Given information:
----------------

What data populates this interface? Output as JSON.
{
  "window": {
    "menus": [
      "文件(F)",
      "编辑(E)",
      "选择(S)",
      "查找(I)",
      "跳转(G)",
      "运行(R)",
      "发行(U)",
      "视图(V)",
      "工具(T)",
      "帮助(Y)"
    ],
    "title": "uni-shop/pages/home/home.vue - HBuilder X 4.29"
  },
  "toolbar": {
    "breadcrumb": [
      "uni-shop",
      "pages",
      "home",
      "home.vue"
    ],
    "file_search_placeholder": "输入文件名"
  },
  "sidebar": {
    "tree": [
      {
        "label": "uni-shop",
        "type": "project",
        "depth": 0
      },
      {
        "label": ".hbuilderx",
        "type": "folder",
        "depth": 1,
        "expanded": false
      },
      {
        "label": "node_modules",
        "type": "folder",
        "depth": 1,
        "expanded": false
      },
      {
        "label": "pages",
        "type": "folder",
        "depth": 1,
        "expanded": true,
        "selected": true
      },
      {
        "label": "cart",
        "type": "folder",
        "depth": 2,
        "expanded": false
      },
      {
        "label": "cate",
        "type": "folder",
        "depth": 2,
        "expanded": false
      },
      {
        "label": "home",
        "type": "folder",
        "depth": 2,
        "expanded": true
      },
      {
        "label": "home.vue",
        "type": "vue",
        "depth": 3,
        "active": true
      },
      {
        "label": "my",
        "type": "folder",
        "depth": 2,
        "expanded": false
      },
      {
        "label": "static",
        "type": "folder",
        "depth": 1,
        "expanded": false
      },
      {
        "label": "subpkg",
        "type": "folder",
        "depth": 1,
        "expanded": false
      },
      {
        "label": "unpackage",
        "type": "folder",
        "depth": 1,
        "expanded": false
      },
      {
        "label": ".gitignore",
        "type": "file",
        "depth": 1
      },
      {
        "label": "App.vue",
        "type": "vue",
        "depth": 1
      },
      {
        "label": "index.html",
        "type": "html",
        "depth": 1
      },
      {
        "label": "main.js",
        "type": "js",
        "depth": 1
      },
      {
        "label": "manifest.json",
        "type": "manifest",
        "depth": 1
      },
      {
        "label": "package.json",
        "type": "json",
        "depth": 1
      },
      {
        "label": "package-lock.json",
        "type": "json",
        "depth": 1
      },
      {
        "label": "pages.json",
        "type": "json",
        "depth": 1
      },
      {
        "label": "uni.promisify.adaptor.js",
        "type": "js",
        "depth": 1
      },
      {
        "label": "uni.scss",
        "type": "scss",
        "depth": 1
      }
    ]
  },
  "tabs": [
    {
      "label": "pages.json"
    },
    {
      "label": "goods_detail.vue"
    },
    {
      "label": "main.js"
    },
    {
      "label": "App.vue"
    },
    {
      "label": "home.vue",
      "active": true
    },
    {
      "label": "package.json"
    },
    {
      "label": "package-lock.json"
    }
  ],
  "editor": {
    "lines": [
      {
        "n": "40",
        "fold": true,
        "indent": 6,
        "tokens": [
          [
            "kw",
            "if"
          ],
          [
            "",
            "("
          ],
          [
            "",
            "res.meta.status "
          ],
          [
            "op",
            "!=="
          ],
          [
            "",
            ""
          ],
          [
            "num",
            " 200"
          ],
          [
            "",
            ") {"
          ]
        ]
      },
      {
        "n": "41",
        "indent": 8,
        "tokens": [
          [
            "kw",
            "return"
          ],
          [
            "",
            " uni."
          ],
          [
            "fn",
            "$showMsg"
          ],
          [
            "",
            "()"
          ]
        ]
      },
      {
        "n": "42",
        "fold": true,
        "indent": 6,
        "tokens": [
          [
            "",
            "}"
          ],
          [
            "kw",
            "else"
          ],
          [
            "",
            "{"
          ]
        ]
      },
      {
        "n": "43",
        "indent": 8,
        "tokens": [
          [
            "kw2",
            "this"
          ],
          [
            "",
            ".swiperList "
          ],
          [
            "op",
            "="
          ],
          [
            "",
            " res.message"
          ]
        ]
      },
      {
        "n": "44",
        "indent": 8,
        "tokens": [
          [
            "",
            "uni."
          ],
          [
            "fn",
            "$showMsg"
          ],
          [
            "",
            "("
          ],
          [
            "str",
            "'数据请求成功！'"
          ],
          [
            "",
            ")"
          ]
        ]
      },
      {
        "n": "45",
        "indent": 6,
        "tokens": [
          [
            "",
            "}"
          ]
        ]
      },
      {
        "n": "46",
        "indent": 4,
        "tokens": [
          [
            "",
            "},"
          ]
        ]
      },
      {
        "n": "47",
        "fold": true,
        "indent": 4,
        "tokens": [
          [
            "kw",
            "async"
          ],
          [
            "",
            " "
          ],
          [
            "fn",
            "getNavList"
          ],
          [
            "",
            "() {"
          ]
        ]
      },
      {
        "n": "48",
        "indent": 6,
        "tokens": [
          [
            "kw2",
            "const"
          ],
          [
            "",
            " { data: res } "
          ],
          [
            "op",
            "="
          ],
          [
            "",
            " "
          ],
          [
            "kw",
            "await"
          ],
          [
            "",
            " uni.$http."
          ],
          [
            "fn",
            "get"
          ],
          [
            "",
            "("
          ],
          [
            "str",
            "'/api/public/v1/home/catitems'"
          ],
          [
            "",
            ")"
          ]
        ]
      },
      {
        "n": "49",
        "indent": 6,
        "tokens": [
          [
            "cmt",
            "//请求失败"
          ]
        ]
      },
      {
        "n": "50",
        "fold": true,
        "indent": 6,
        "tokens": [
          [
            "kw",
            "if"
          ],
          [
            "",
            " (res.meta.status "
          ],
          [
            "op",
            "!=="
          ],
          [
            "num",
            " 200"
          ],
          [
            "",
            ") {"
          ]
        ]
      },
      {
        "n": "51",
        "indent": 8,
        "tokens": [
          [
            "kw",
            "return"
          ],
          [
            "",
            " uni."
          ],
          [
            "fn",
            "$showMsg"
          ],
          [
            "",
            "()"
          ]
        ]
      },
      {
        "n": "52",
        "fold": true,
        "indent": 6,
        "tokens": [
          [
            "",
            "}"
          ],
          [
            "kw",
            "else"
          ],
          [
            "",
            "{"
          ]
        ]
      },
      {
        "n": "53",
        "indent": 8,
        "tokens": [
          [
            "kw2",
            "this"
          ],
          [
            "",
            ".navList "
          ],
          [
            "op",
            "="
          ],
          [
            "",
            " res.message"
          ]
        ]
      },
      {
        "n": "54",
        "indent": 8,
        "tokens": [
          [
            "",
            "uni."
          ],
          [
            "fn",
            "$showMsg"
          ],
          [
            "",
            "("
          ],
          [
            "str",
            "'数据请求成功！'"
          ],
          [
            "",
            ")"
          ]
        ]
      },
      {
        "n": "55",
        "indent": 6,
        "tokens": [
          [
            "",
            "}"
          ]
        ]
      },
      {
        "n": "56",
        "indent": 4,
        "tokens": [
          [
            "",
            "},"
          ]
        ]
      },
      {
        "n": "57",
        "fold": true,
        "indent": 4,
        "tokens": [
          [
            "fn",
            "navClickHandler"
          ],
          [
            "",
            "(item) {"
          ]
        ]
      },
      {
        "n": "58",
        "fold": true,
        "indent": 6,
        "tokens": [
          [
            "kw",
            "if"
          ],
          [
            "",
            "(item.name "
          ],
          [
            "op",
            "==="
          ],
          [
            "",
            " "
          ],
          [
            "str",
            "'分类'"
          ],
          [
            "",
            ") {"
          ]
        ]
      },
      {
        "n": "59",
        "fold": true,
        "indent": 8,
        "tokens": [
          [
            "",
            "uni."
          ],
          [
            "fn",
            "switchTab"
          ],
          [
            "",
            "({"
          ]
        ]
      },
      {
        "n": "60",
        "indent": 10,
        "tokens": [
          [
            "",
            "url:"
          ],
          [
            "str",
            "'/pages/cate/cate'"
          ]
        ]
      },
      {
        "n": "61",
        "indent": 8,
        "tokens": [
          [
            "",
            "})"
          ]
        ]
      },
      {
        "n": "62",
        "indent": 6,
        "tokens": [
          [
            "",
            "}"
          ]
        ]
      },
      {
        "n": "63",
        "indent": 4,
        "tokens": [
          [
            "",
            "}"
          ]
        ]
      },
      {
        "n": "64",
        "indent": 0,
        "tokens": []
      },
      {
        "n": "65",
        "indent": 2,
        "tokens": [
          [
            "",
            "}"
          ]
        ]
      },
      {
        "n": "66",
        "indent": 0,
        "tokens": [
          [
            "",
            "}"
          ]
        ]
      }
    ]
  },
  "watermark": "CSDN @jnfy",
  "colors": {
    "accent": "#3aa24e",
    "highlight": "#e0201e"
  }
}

----------------

The problem:
Work out how many lines in the records above contain the word "home", and give only that number.

Solution:
7